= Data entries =
⟨

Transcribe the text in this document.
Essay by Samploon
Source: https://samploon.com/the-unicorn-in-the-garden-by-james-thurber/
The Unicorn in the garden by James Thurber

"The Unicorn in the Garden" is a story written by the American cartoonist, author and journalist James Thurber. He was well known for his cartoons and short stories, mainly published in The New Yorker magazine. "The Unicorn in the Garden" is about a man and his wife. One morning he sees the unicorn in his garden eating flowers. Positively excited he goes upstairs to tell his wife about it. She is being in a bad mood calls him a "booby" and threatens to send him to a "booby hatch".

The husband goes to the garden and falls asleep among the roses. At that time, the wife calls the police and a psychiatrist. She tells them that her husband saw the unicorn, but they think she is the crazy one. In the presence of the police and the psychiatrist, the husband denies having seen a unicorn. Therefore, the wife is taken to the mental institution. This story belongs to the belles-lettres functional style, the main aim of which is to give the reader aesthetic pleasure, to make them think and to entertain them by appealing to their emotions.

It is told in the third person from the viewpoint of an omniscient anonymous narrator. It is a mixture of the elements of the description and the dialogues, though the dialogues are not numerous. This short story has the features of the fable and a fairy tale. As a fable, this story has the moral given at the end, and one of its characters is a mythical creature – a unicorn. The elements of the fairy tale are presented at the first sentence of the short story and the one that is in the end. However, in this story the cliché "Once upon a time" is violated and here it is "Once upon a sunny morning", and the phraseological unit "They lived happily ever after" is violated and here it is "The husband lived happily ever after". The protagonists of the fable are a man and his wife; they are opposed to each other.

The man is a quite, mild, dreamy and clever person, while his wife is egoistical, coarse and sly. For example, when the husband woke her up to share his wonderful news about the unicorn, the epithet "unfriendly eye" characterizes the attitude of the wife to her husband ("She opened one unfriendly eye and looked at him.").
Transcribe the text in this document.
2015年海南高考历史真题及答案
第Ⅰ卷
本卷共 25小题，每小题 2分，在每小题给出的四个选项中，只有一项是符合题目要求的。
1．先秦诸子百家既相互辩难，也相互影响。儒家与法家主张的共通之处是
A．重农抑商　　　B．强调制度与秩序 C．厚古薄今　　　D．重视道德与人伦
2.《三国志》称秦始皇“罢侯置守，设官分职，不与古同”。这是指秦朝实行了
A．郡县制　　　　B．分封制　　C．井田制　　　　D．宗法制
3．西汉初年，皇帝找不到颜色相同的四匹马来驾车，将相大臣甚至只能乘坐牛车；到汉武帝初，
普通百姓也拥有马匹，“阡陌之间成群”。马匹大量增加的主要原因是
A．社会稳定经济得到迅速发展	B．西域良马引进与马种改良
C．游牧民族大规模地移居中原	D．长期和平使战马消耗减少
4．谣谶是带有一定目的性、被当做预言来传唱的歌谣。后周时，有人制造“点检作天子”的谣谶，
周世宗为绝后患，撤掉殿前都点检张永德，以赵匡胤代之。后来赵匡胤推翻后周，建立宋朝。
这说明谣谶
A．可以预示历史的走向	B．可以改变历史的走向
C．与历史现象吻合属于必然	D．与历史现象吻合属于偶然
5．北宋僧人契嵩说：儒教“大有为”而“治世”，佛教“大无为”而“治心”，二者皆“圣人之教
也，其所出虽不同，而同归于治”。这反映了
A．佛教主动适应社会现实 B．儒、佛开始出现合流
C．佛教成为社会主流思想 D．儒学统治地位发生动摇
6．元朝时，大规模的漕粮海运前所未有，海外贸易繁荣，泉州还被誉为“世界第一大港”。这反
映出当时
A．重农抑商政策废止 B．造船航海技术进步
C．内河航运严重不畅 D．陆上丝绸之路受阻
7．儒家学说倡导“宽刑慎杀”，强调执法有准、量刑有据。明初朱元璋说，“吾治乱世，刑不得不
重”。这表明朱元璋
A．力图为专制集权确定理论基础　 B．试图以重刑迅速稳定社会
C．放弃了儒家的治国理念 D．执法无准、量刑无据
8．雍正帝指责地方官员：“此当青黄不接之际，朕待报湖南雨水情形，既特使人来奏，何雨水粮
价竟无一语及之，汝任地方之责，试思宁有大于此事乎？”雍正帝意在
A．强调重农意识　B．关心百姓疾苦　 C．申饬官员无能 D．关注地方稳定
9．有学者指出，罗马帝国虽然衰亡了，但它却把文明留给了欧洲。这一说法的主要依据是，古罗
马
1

⟩

= What is expected =
Repeat the entries exactly, all of them.

= Task result =
Transcribe the text in this document.
Essay by Samploon
Source: https://samploon.com/the-unicorn-in-the-garden-by-james-thurber/
The Unicorn in the garden by James Thurber

"The Unicorn in the Garden" is a story written by the American cartoonist, author and journalist James Thurber. He was well known for his cartoons and short stories, mainly published in The New Yorker magazine. "The Unicorn in the Garden" is about a man and his wife. One morning he sees the unicorn in his garden eating flowers. Positively excited he goes upstairs to tell his wife about it. She is being in a bad mood calls him a "booby" and threatens to send him to a "booby hatch".

The husband goes to the garden and falls asleep among the roses. At that time, the wife calls the police and a psychiatrist. She tells them that her husband saw the unicorn, but they think she is the crazy one. In the presence of the police and the psychiatrist, the husband denies having seen a unicorn. Therefore, the wife is taken to the mental institution. This story belongs to the belles-lettres functional style, the main aim of which is to give the reader aesthetic pleasure, to make them think and to entertain them by appealing to their emotions.

It is told in the third person from the viewpoint of an omniscient anonymous narrator. It is a mixture of the elements of the description and the dialogues, though the dialogues are not numerous. This short story has the features of the fable and a fairy tale. As a fable, this story has the moral given at the end, and one of its characters is a mythical creature – a unicorn. The elements of the fairy tale are presented at the first sentence of the short story and the one that is in the end. However, in this story the cliché "Once upon a time" is violated and here it is "Once upon a sunny morning", and the phraseological unit "They lived happily ever after" is violated and here it is "The husband lived happily ever after". The protagonists of the fable are a man and his wife; they are opposed to each other.

The man is a quite, mild, dreamy and clever person, while his wife is egoistical, coarse and sly. For example, when the husband woke her up to share his wonderful news about the unicorn, the epithet "unfriendly eye" characterizes the attitude of the wife to her husband ("She opened one unfriendly eye and looked at him.").
Transcribe the text in this document.
2015年海南高考历史真题及答案
第Ⅰ卷
本卷共 25小题，每小题 2分，在每小题给出的四个选项中，只有一项是符合题目要求的。
1．先秦诸子百家既相互辩难，也相互影响。儒家与法家主张的共通之处是
A．重农抑商　　　B．强调制度与秩序 C．厚古薄今　　　D．重视道德与人伦
2.《三国志》称秦始皇“罢侯置守，设官分职，不与古同”。这是指秦朝实行了
A．郡县制　　　　B．分封制　　C．井田制　　　　D．宗法制
3．西汉初年，皇帝找不到颜色相同的四匹马来驾车，将相大臣甚至只能乘坐牛车；到汉武帝初，
普通百姓也拥有马匹，“阡陌之间成群”。马匹大量增加的主要原因是
A．社会稳定经济得到迅速发展	B．西域良马引进与马种改良
C．游牧民族大规模地移居中原	D．长期和平使战马消耗减少
4．谣谶是带有一定目的性、被当做预言来传唱的歌谣。后周时，有人制造“点检作天子”的谣谶，
周世宗为绝后患，撤掉殿前都点检张永德，以赵匡胤代之。后来赵匡胤推翻后周，建立宋朝。
这说明谣谶
A．可以预示历史的走向	B．可以改变历史的走向
C．与历史现象吻合属于必然	D．与历史现象吻合属于偶然
5．北宋僧人契嵩说：儒教“大有为”而“治世”，佛教“大无为”而“治心”，二者皆“圣人之教
也，其所出虽不同，而同归于治”。这反映了
A．佛教主动适应社会现实 B．儒、佛开始出现合流
C．佛教成为社会主流思想 D．儒学统治地位发生动摇
6．元朝时，大规模的漕粮海运前所未有，海外贸易繁荣，泉州还被誉为“世界第一大港”。这反
映出当时
A．重农抑商政策废止 B．造船航海技术进步
C．内河航运严重不畅 D．陆上丝绸之路受阻
7．儒家学说倡导“宽刑慎杀”，强调执法有准、量刑有据。明初朱元璋说，“吾治乱世，刑不得不
重”。这表明朱元璋
A．力图为专制集权确定理论基础　 B．试图以重刑迅速稳定社会
C．放弃了儒家的治国理念 D．执法无准、量刑无据
8．雍正帝指责地方官员：“此当青黄不接之际，朕待报湖南雨水情形，既特使人来奏，何雨水粮
价竟无一语及之，汝任地方之责，试思宁有大于此事乎？”雍正帝意在
A．强调重农意识　B．关心百姓疾苦　 C．申饬官员无能 D．关注地方稳定
9．有学者指出，罗马帝国虽然衰亡了，但它却把文明留给了欧洲。这一说法的主要依据是，古罗
马
1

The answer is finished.